# Exercise tasks
[1] Answer these questions about the passage on collaborative divorce:
(a) Who works together outside of the court setting to arrive at an agreement?
(b) What must both sides do if the case is taken to court?
(c) Why does collaborative divorce allow couples to keep a low profile?
[2] In the entries, substitute "place-label" for "map-label" everywhere from the first entry down through the line containing "x-tick-label: 18:00 (669, 886, 694, 897)", with nothing else changed. Give only those lines.

# Passage given
┌──

Using Collaborative Divorce with High-Conflict People

Collaborative divorce is a negotiated divorce settlement, made without ever stepping foot in a courtroom. Each spouse has a lawyer, and the lawyers work together, outside of the court setting, to arrive at an agreement. And if you cannot reach a settlement, either of the divorcing parties may decide to take the case to court. (Although, if this happens, both sides must find new legal representation.)

Advantages of Collaborative Divorce

Unlike the combative structure of a court proceeding, collaborative divorce is designed to be respectful, so you’ll avoid giving an aggressive ex the fight he wants.

Collaborative divorce allows couples to keep a low profile, since the divorce isn’t on the public record. This can help keep tempers in check, since no one is being publically shamed.

└──

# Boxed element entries
┌──

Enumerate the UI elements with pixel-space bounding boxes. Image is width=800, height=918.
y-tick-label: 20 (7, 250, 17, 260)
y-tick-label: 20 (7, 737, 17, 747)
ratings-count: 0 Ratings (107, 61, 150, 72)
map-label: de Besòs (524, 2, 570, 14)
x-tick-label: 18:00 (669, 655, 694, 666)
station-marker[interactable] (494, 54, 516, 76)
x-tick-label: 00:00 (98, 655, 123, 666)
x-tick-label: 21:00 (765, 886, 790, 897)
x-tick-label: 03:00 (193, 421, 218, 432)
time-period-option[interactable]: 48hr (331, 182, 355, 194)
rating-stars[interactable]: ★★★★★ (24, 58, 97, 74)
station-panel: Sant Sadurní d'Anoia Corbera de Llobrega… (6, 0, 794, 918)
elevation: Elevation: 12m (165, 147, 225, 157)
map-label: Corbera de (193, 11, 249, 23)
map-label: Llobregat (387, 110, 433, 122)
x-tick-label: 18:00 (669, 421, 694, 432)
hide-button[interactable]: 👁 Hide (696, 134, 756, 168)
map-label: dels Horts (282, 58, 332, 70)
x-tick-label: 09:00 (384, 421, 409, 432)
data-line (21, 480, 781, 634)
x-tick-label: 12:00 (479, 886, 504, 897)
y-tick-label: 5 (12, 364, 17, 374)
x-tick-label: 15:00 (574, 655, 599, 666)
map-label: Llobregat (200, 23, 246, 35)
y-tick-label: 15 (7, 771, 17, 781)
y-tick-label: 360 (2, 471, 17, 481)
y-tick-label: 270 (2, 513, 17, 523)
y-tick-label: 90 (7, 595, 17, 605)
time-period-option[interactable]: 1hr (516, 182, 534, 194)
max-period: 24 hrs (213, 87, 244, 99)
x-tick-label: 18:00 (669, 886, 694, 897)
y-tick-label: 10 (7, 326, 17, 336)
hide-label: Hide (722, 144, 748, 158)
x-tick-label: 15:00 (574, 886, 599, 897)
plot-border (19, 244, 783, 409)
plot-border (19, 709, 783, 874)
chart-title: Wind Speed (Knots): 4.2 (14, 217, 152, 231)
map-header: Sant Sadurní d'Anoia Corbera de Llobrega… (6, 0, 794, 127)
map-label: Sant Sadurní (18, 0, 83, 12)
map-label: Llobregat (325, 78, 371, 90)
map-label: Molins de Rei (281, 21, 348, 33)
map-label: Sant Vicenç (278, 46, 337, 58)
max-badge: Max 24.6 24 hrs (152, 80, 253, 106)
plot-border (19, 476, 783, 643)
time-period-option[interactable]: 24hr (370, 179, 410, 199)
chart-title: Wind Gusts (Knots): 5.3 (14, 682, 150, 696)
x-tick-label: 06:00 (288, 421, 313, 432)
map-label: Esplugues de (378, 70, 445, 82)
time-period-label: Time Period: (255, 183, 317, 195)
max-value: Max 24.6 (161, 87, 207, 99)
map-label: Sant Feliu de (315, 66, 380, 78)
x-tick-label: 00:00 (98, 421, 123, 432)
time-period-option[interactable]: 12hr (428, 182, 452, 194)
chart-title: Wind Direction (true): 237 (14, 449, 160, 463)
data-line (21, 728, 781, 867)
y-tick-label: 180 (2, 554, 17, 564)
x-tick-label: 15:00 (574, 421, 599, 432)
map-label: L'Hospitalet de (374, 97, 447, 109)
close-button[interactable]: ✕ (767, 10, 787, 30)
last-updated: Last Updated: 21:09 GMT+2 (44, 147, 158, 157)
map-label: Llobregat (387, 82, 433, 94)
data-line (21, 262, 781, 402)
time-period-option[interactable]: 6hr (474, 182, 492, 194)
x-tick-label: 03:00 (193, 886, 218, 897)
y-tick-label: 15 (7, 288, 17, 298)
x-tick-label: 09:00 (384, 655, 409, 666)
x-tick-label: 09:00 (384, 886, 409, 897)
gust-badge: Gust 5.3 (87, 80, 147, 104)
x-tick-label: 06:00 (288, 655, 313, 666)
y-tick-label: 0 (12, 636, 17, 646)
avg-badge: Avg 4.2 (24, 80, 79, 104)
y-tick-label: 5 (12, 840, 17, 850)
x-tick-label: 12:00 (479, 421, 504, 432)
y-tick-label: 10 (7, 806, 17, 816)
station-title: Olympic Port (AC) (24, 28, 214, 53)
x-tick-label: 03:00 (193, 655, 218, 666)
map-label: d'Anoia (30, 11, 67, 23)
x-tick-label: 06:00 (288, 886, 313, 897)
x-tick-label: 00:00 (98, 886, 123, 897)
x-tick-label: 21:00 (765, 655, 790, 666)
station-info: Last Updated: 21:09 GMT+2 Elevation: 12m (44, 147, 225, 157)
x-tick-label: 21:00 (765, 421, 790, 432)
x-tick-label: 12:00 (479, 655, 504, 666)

└──

# Solution set
[1]
(a) The lawyers of each spouse.
(b) Both sides must find new legal representation.
(c) The divorce isn't on the public record.

[2]
Enumerate the UI elements with pixel-space bounding boxes. Image is width=800, height=918.
y-tick-label: 20 (7, 250, 17, 260)
y-tick-label: 20 (7, 737, 17, 747)
ratings-count: 0 Ratings (107, 61, 150, 72)
place-label: de Besòs (524, 2, 570, 14)
x-tick-label: 18:00 (669, 655, 694, 666)
station-marker[interactable] (494, 54, 516, 76)
x-tick-label: 00:00 (98, 655, 123, 666)
x-tick-label: 21:00 (765, 886, 790, 897)
x-tick-label: 03:00 (193, 421, 218, 432)
time-period-option[interactable]: 48hr (331, 182, 355, 194)
rating-stars[interactable]: ★★★★★ (24, 58, 97, 74)
station-panel: Sant Sadurní d'Anoia Corbera de Llobrega… (6, 0, 794, 918)
elevation: Elevation: 12m (165, 147, 225, 157)
place-label: Corbera de (193, 11, 249, 23)
place-label: Llobregat (387, 110, 433, 122)
x-tick-label: 18:00 (669, 421, 694, 432)
hide-button[interactable]: 👁 Hide (696, 134, 756, 168)
place-label: dels Horts (282, 58, 332, 70)
x-tick-label: 09:00 (384, 421, 409, 432)
data-line (21, 480, 781, 634)
x-tick-label: 12:00 (479, 886, 504, 897)
y-tick-label: 5 (12, 364, 17, 374)
x-tick-label: 15:00 (574, 655, 599, 666)
place-label: Llobregat (200, 23, 246, 35)
y-tick-label: 15 (7, 771, 17, 781)
y-tick-label: 360 (2, 471, 17, 481)
y-tick-label: 270 (2, 513, 17, 523)
y-tick-label: 90 (7, 595, 17, 605)
time-period-option[interactable]: 1hr (516, 182, 534, 194)
max-period: 24 hrs (213, 87, 244, 99)
x-tick-label: 18:00 (669, 886, 694, 897)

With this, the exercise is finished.